*What to produce*: Would it be possible to write out each entry below exactly, without the pictures?

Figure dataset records
------------------------------------------------------------------------

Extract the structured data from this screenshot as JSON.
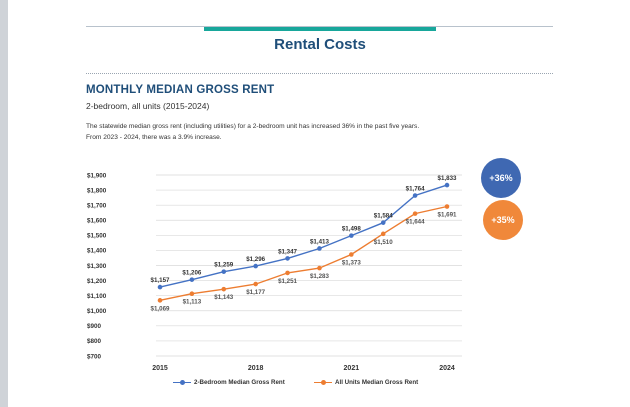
{
  "header": {
    "title": "Rental Costs"
  },
  "section": {
    "title": "MONTHLY MEDIAN GROSS RENT",
    "subtitle": "2-bedroom, all units  (2015-2024)",
    "description_line1": "The statewide median gross rent (including utilities) for a 2-bedroom unit has increased 36% in the past five years.",
    "description_line2": "From 2023 - 2024, there was a 3.9% increase."
  },
  "badges": {
    "two_bedroom": {
      "label": "+36%",
      "color": "#3f68b2"
    },
    "all_units": {
      "label": "+35%",
      "color": "#f0883a"
    }
  },
  "chart_data": {
    "type": "line",
    "title": "",
    "xlabel": "",
    "ylabel": "",
    "x": [
      2015,
      2016,
      2017,
      2018,
      2019,
      2020,
      2021,
      2022,
      2023,
      2024
    ],
    "x_tick_labels": [
      {
        "x": 2015,
        "label": "2015"
      },
      {
        "x": 2018,
        "label": "2018"
      },
      {
        "x": 2021,
        "label": "2021"
      },
      {
        "x": 2024,
        "label": "2024"
      }
    ],
    "ylim": [
      700,
      1900
    ],
    "y_ticks": [
      700,
      800,
      900,
      1000,
      1100,
      1200,
      1300,
      1400,
      1500,
      1600,
      1700,
      1800,
      1900
    ],
    "y_tick_labels": [
      "$700",
      "$800",
      "$900",
      "$1,000",
      "$1,100",
      "$1,200",
      "$1,300",
      "$1,400",
      "$1,500",
      "$1,600",
      "$1,700",
      "$1,800",
      "$1,900"
    ],
    "grid": true,
    "legend_position": "bottom",
    "series": [
      {
        "name": "2-Bedroom Median Gross Rent",
        "color": "#4472c4",
        "label_position": "above",
        "values": [
          1157,
          1206,
          1259,
          1296,
          1347,
          1413,
          1498,
          1584,
          1764,
          1833
        ],
        "labels": [
          "$1,157",
          "$1,206",
          "$1,259",
          "$1,296",
          "$1,347",
          "$1,413",
          "$1,498",
          "$1,584",
          "$1,764",
          "$1,833"
        ]
      },
      {
        "name": "All Units Median Gross Rent",
        "color": "#ed7d31",
        "label_position": "below",
        "values": [
          1069,
          1113,
          1143,
          1177,
          1251,
          1283,
          1373,
          1510,
          1644,
          1691
        ],
        "labels": [
          "$1,069",
          "$1,113",
          "$1,143",
          "$1,177",
          "$1,251",
          "$1,283",
          "$1,373",
          "$1,510",
          "$1,644",
          "$1,691"
        ]
      }
    ]
  }
}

------------------------------------------------------------------------

*Response to this task*:
Extract the structured data from this screenshot as JSON.
{
  "header": {
    "title": "Rental Costs"
  },
  "section": {
    "title": "MONTHLY MEDIAN GROSS RENT",
    "subtitle": "2-bedroom, all units  (2015-2024)",
    "description_line1": "The statewide median gross rent (including utilities) for a 2-bedroom unit has increased 36% in the past five years.",
    "description_line2": "From 2023 - 2024, there was a 3.9% increase."
  },
  "badges": {
    "two_bedroom": {
      "label": "+36%",
      "color": "#3f68b2"
    },
    "all_units": {
      "label": "+35%",
      "color": "#f0883a"
    }
  },
  "chart_data": {
    "type": "line",
    "title": "",
    "xlabel": "",
    "ylabel": "",
    "x": [
      2015,
      2016,
      2017,
      2018,
      2019,
      2020,
      2021,
      2022,
      2023,
      2024
    ],
    "x_tick_labels": [
      {
        "x": 2015,
        "label": "2015"
      },
      {
        "x": 2018,
        "label": "2018"
      },
      {
        "x": 2021,
        "label": "2021"
      },
      {
        "x": 2024,
        "label": "2024"
      }
    ],
    "ylim": [
      700,
      1900
    ],
    "y_ticks": [
      700,
      800,
      900,
      1000,
      1100,
      1200,
      1300,
      1400,
      1500,
      1600,
      1700,
      1800,
      1900
    ],
    "y_tick_labels": [
      "$700",
      "$800",
      "$900",
      "$1,000",
      "$1,100",
      "$1,200",
      "$1,300",
      "$1,400",
      "$1,500",
      "$1,600",
      "$1,700",
      "$1,800",
      "$1,900"
    ],
    "grid": true,
    "legend_position": "bottom",
    "series": [
      {
        "name": "2-Bedroom Median Gross Rent",
        "color": "#4472c4",
        "label_position": "above",
        "values": [
          1157,
          1206,
          1259,
          1296,
          1347,
          1413,
          1498,
          1584,
          1764,
          1833
        ],
        "labels": [
          "$1,157",
          "$1,206",
          "$1,259",
          "$1,296",
          "$1,347",
          "$1,413",
          "$1,498",
          "$1,584",
          "$1,764",
          "$1,833"
        ]
      },
      {
        "name": "All Units Median Gross Rent",
        "color": "#ed7d31",
        "label_position": "below",
        "values": [
          1069,
          1113,
          1143,
          1177,
          1251,
          1283,
          1373,
          1510,
          1644,
          1691
        ],
        "labels": [
          "$1,069",
          "$1,113",
          "$1,143",
          "$1,177",
          "$1,251",
          "$1,283",
          "$1,373",
          "$1,510",
          "$1,644",
          "$1,691"
        ]
      }
    ]
  }
}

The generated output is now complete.